## Aim
Give a count of the lines below that have the string "dropdown" in them, with no other words.

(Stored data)
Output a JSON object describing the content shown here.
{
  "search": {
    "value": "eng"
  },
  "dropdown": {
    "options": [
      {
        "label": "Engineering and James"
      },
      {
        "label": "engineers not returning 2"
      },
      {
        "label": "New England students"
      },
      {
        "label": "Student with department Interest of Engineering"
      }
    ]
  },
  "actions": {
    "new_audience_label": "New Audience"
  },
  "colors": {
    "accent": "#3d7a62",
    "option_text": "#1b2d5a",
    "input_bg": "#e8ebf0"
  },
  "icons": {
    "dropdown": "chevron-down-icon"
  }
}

## Problem solution
2